WRITTEN PROBLEM:
Check each line of the entries below for the string "level"; copy every line where it appears.

── DATA

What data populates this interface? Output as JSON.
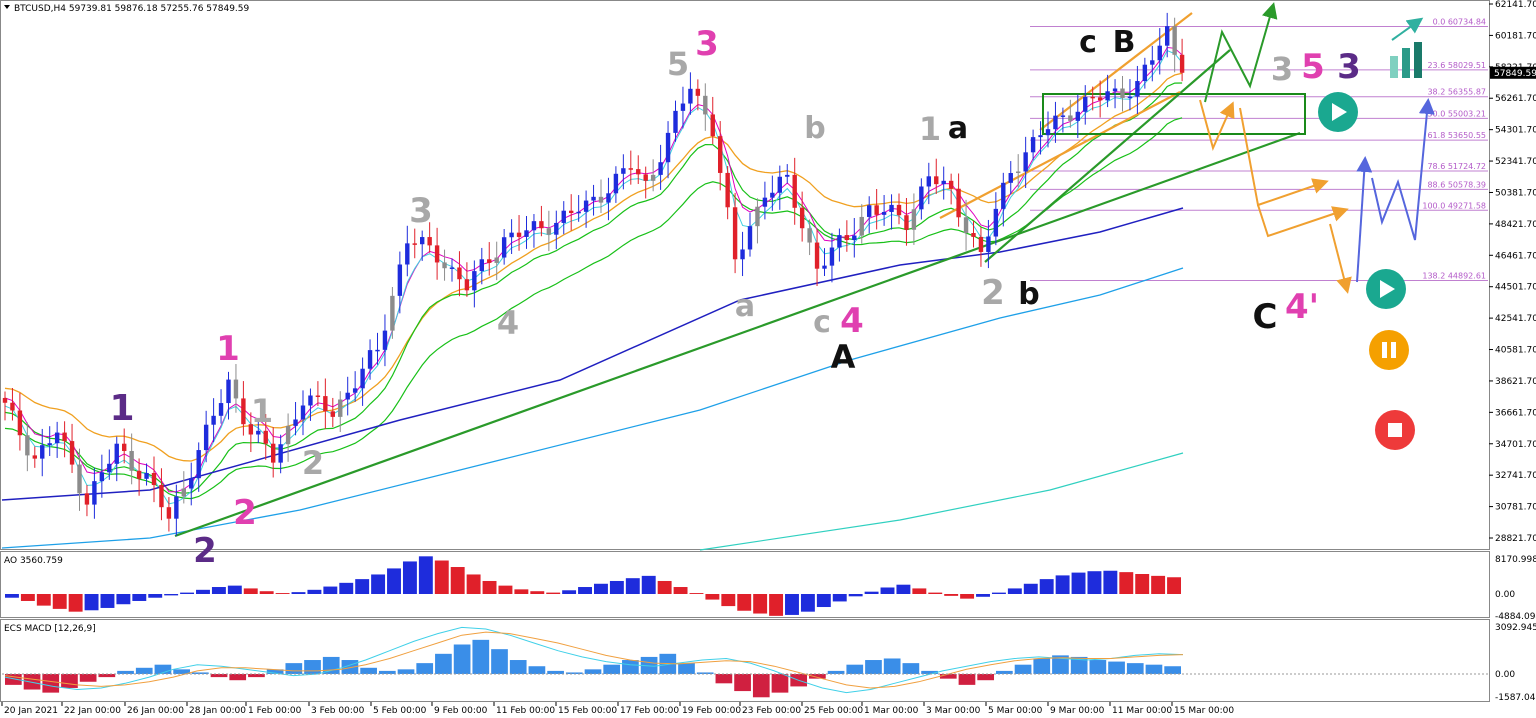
{
  "chart_data": {
    "type": "candlestick",
    "title": "BTCUSD,H4  59739.81 59876.18 57255.76 57849.59",
    "symbol": "BTCUSD,H4",
    "ohlc": {
      "open": 59739.81,
      "high": 59876.18,
      "low": 57255.76,
      "close": 57849.59
    },
    "price_axis": {
      "ticks": [
        "62141.70",
        "60181.70",
        "58221.70",
        "56261.70",
        "54301.70",
        "52341.70",
        "50381.70",
        "48421.70",
        "46461.70",
        "44501.70",
        "42541.70",
        "40581.70",
        "38621.70",
        "36661.70",
        "34701.70",
        "32741.70",
        "30781.70",
        "28821.70"
      ],
      "current": "57849.59"
    },
    "time_axis": [
      "20 Jan 2021",
      "22 Jan 00:00",
      "26 Jan 00:00",
      "28 Jan 00:00",
      "1 Feb 00:00",
      "3 Feb 00:00",
      "5 Feb 00:00",
      "9 Feb 00:00",
      "11 Feb 00:00",
      "15 Feb 00:00",
      "17 Feb 00:00",
      "19 Feb 00:00",
      "23 Feb 00:00",
      "25 Feb 00:00",
      "1 Mar 00:00",
      "3 Mar 00:00",
      "5 Mar 00:00",
      "9 Mar 00:00",
      "11 Mar 00:00",
      "15 Mar 00:00"
    ],
    "price_path": [
      [
        0,
        37000
      ],
      [
        4,
        33800
      ],
      [
        7,
        35400
      ],
      [
        11,
        31200
      ],
      [
        15,
        34400
      ],
      [
        19,
        32600
      ],
      [
        22,
        30000
      ],
      [
        25,
        33200
      ],
      [
        30,
        38500
      ],
      [
        33,
        35500
      ],
      [
        36,
        33800
      ],
      [
        40,
        37500
      ],
      [
        44,
        36700
      ],
      [
        50,
        40500
      ],
      [
        54,
        47500
      ],
      [
        58,
        46500
      ],
      [
        62,
        44500
      ],
      [
        67,
        47500
      ],
      [
        72,
        48200
      ],
      [
        78,
        49500
      ],
      [
        84,
        52000
      ],
      [
        86,
        50800
      ],
      [
        92,
        57000
      ],
      [
        95,
        54500
      ],
      [
        98,
        46000
      ],
      [
        102,
        50500
      ],
      [
        105,
        51000
      ],
      [
        109,
        45800
      ],
      [
        113,
        47500
      ],
      [
        116,
        49500
      ],
      [
        121,
        48600
      ],
      [
        124,
        51500
      ],
      [
        127,
        50200
      ],
      [
        131,
        46500
      ],
      [
        135,
        51800
      ],
      [
        139,
        54000
      ],
      [
        143,
        55500
      ],
      [
        148,
        56500
      ],
      [
        152,
        57000
      ],
      [
        156,
        60500
      ],
      [
        158,
        57850
      ]
    ],
    "fibonacci": [
      {
        "level": "0.0",
        "price": "60734.84"
      },
      {
        "level": "23.6",
        "price": "58029.51"
      },
      {
        "level": "38.2",
        "price": "56355.87"
      },
      {
        "level": "50.0",
        "price": "55003.21"
      },
      {
        "level": "61.8",
        "price": "53650.55"
      },
      {
        "level": "78.6",
        "price": "51724.72"
      },
      {
        "level": "88.6",
        "price": "50578.39"
      },
      {
        "level": "100.0",
        "price": "49271.58"
      },
      {
        "level": "138.2",
        "price": "44892.61"
      }
    ],
    "wave_labels": [
      {
        "text": "1",
        "color": "#5b2b87"
      },
      {
        "text": "2",
        "color": "#5b2b87"
      },
      {
        "text": "1",
        "color": "#e040b0"
      },
      {
        "text": "2",
        "color": "#e040b0"
      },
      {
        "text": "1",
        "color": "#a8a8a8"
      },
      {
        "text": "2",
        "color": "#a8a8a8"
      },
      {
        "text": "3",
        "color": "#a8a8a8"
      },
      {
        "text": "4",
        "color": "#a8a8a8"
      },
      {
        "text": "5",
        "color": "#a8a8a8"
      },
      {
        "text": "3",
        "color": "#e040b0"
      },
      {
        "text": "a",
        "color": "#a8a8a8"
      },
      {
        "text": "b",
        "color": "#a8a8a8"
      },
      {
        "text": "c",
        "color": "#a8a8a8"
      },
      {
        "text": "4",
        "color": "#e040b0"
      },
      {
        "text": "A",
        "color": "#111111"
      },
      {
        "text": "1",
        "color": "#a8a8a8"
      },
      {
        "text": "a",
        "color": "#111111"
      },
      {
        "text": "2",
        "color": "#a8a8a8"
      },
      {
        "text": "b",
        "color": "#111111"
      },
      {
        "text": "c",
        "color": "#111111"
      },
      {
        "text": "B",
        "color": "#111111"
      },
      {
        "text": "3",
        "color": "#a8a8a8"
      },
      {
        "text": "5",
        "color": "#e040b0"
      },
      {
        "text": "3",
        "color": "#5b2b87"
      },
      {
        "text": "C",
        "color": "#111111"
      },
      {
        "text": "4'",
        "color": "#e040b0"
      }
    ],
    "ao": {
      "label": "AO 3560.759",
      "ticks": [
        "8170.998",
        "0.00",
        "-4884.094"
      ],
      "values": [
        -800,
        -1500,
        -2500,
        -3200,
        -3800,
        -3500,
        -3000,
        -2200,
        -1500,
        -800,
        -300,
        300,
        900,
        1500,
        1800,
        1200,
        600,
        200,
        400,
        900,
        1600,
        2400,
        3200,
        4200,
        5500,
        7000,
        8100,
        7200,
        5800,
        4200,
        2800,
        1800,
        1000,
        600,
        300,
        800,
        1500,
        2200,
        2800,
        3400,
        3900,
        2800,
        1500,
        200,
        -1200,
        -2600,
        -3600,
        -4200,
        -4700,
        -4500,
        -3800,
        -2800,
        -1600,
        -500,
        500,
        1400,
        2000,
        1200,
        300,
        -400,
        -1000,
        -600,
        300,
        1200,
        2200,
        3200,
        4000,
        4600,
        4900,
        5000,
        4700,
        4300,
        3900,
        3600
      ]
    },
    "macd": {
      "label": "ECS MACD [12,26,9]",
      "ticks": [
        "3092.9451",
        "0.00",
        "-1587.0423"
      ],
      "histogram": [
        -700,
        -1000,
        -1200,
        -900,
        -500,
        -200,
        200,
        400,
        600,
        300,
        100,
        -200,
        -400,
        -200,
        300,
        700,
        900,
        1100,
        900,
        400,
        200,
        300,
        700,
        1300,
        1900,
        2200,
        1600,
        900,
        500,
        200,
        100,
        300,
        600,
        900,
        1100,
        1300,
        700,
        100,
        -600,
        -1100,
        -1500,
        -1200,
        -800,
        -300,
        200,
        600,
        900,
        1000,
        700,
        200,
        -300,
        -700,
        -400,
        200,
        600,
        1000,
        1200,
        1100,
        900,
        800,
        700,
        600,
        500
      ],
      "macd_line": [
        -200,
        -500,
        -800,
        -1000,
        -900,
        -600,
        -200,
        300,
        600,
        500,
        300,
        100,
        -100,
        0,
        400,
        900,
        1500,
        2100,
        2600,
        3000,
        2900,
        2500,
        2000,
        1500,
        1100,
        800,
        600,
        500,
        700,
        900,
        1000,
        700,
        200,
        -400,
        -900,
        -1200,
        -1000,
        -600,
        -200,
        200,
        500,
        800,
        1000,
        1100,
        1000,
        900,
        1000,
        1200,
        1300,
        1250
      ],
      "signal_line": [
        -100,
        -300,
        -500,
        -700,
        -800,
        -700,
        -500,
        -200,
        200,
        400,
        400,
        300,
        200,
        200,
        300,
        600,
        1000,
        1500,
        2000,
        2500,
        2700,
        2600,
        2300,
        2000,
        1600,
        1200,
        900,
        700,
        650,
        750,
        850,
        800,
        500,
        100,
        -300,
        -700,
        -900,
        -800,
        -500,
        -100,
        300,
        600,
        850,
        1000,
        1050,
        1000,
        1000,
        1100,
        1200,
        1250
      ]
    }
  },
  "legend_colors": {
    "bull": "#1e2cdc",
    "bear": "#e0202a",
    "neutral": "#8c8c8c",
    "ema_orange": "#f0a020",
    "ema_green": "#18c018",
    "ma_blue": "#2020c0",
    "ma_sky": "#1ea0e8",
    "ma_teal": "#30d0c0",
    "trend_green": "#2a9a2a",
    "channel_orange": "#f0a030",
    "zone_green": "#1a8a1a",
    "projection_blue": "#5566dd",
    "fib_purple": "#c080d0"
  },
  "icons": [
    "play-teal-icon",
    "play-teal-icon",
    "pause-orange-icon",
    "stop-red-icon",
    "bar-chart-logo-icon"
  ]
}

────

FINISHED EXERCISE:
        "level": "0.0",
        "level": "23.6",
        "level": "38.2",
        "level": "50.0",
        "level": "61.8",
        "level": "78.6",
        "level": "88.6",
        "level": "100.0",
        "level": "138.2",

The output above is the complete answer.